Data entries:

┏━━

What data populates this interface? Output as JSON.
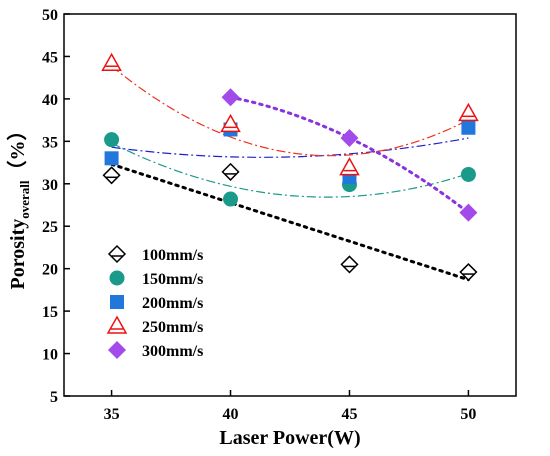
{
  "chart_data": {
    "type": "scatter",
    "title": "",
    "xlabel": "Laser Power(W)",
    "ylabel": "Porosity",
    "ylabel_subscript": "overall",
    "ylabel_unit": "（%）",
    "xlim": [
      33,
      52
    ],
    "ylim": [
      5,
      50
    ],
    "x_ticks": [
      35,
      40,
      45,
      50
    ],
    "y_ticks": [
      5,
      10,
      15,
      20,
      25,
      30,
      35,
      40,
      45,
      50
    ],
    "grid": false,
    "legend_position": "bottom-left",
    "series": [
      {
        "name": "100mm/s",
        "marker": "diamond-open",
        "color": "#000000",
        "x": [
          35,
          40,
          45,
          50
        ],
        "y": [
          31.0,
          31.4,
          20.5,
          19.6
        ],
        "fit": {
          "style": "dotted",
          "color": "#000000",
          "from": 35,
          "to": 50,
          "x": [
            35,
            50
          ],
          "y": [
            32.3,
            18.7
          ]
        }
      },
      {
        "name": "150mm/s",
        "marker": "circle",
        "color": "#1a9a8a",
        "x": [
          35,
          40,
          45,
          50
        ],
        "y": [
          35.2,
          28.2,
          29.9,
          31.1
        ],
        "fit": {
          "style": "dashdot",
          "color": "#1a9a8a",
          "from": 35,
          "to": 50,
          "x": [
            35,
            40,
            45,
            50
          ],
          "y": [
            34.8,
            29.7,
            28.5,
            31.2
          ]
        }
      },
      {
        "name": "200mm/s",
        "marker": "square",
        "color": "#2277dd",
        "x": [
          35,
          40,
          45,
          50
        ],
        "y": [
          33.0,
          36.4,
          30.8,
          36.6
        ],
        "fit": {
          "style": "dashdot",
          "color": "#2222cc",
          "from": 35,
          "to": 50,
          "x": [
            35,
            40,
            45,
            50
          ],
          "y": [
            34.3,
            33.2,
            33.5,
            35.4
          ]
        }
      },
      {
        "name": "250mm/s",
        "marker": "triangle-open",
        "color": "#ee1111",
        "x": [
          35,
          40,
          45,
          50
        ],
        "y": [
          44.2,
          37.0,
          31.9,
          38.3
        ],
        "fit": {
          "style": "dashdot",
          "color": "#ee3322",
          "from": 35,
          "to": 50,
          "x": [
            35,
            40,
            45,
            50
          ],
          "y": [
            43.8,
            35.7,
            33.2,
            37.6
          ]
        }
      },
      {
        "name": "300mm/s",
        "marker": "diamond",
        "color": "#a24bea",
        "x": [
          40,
          45,
          50
        ],
        "y": [
          40.2,
          35.4,
          26.6
        ],
        "fit": {
          "style": "dotted",
          "color": "#8833dd",
          "from": 40,
          "to": 50,
          "x": [
            40,
            45,
            50
          ],
          "y": [
            40.2,
            35.4,
            26.6
          ]
        }
      }
    ]
  }
}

┗━━

Reproduce the material above verbatim; omit every picture.

> [RESULT OF THIS EXERCISE]:
What data populates this interface? Output as JSON.
{
  "chart_data": {
    "type": "scatter",
    "title": "",
    "xlabel": "Laser Power(W)",
    "ylabel": "Porosity",
    "ylabel_subscript": "overall",
    "ylabel_unit": "（%）",
    "xlim": [
      33,
      52
    ],
    "ylim": [
      5,
      50
    ],
    "x_ticks": [
      35,
      40,
      45,
      50
    ],
    "y_ticks": [
      5,
      10,
      15,
      20,
      25,
      30,
      35,
      40,
      45,
      50
    ],
    "grid": false,
    "legend_position": "bottom-left",
    "series": [
      {
        "name": "100mm/s",
        "marker": "diamond-open",
        "color": "#000000",
        "x": [
          35,
          40,
          45,
          50
        ],
        "y": [
          31.0,
          31.4,
          20.5,
          19.6
        ],
        "fit": {
          "style": "dotted",
          "color": "#000000",
          "from": 35,
          "to": 50,
          "x": [
            35,
            50
          ],
          "y": [
            32.3,
            18.7
          ]
        }
      },
      {
        "name": "150mm/s",
        "marker": "circle",
        "color": "#1a9a8a",
        "x": [
          35,
          40,
          45,
          50
        ],
        "y": [
          35.2,
          28.2,
          29.9,
          31.1
        ],
        "fit": {
          "style": "dashdot",
          "color": "#1a9a8a",
          "from": 35,
          "to": 50,
          "x": [
            35,
            40,
            45,
            50
          ],
          "y": [
            34.8,
            29.7,
            28.5,
            31.2
          ]
        }
      },
      {
        "name": "200mm/s",
        "marker": "square",
        "color": "#2277dd",
        "x": [
          35,
          40,
          45,
          50
        ],
        "y": [
          33.0,
          36.4,
          30.8,
          36.6
        ],
        "fit": {
          "style": "dashdot",
          "color": "#2222cc",
          "from": 35,
          "to": 50,
          "x": [
            35,
            40,
            45,
            50
          ],
          "y": [
            34.3,
            33.2,
            33.5,
            35.4
          ]
        }
      },
      {
        "name": "250mm/s",
        "marker": "triangle-open",
        "color": "#ee1111",
        "x": [
          35,
          40,
          45,
          50
        ],
        "y": [
          44.2,
          37.0,
          31.9,
          38.3
        ],
        "fit": {
          "style": "dashdot",
          "color": "#ee3322",
          "from": 35,
          "to": 50,
          "x": [
            35,
            40,
            45,
            50
          ],
          "y": [
            43.8,
            35.7,
            33.2,
            37.6
          ]
        }
      },
      {
        "name": "300mm/s",
        "marker": "diamond",
        "color": "#a24bea",
        "x": [
          40,
          45,
          50
        ],
        "y": [
          40.2,
          35.4,
          26.6
        ],
        "fit": {
          "style": "dotted",
          "color": "#8833dd",
          "from": 40,
          "to": 50,
          "x": [
            40,
            45,
            50
          ],
          "y": [
            40.2,
            35.4,
            26.6
          ]
        }
      }
    ]
  }
}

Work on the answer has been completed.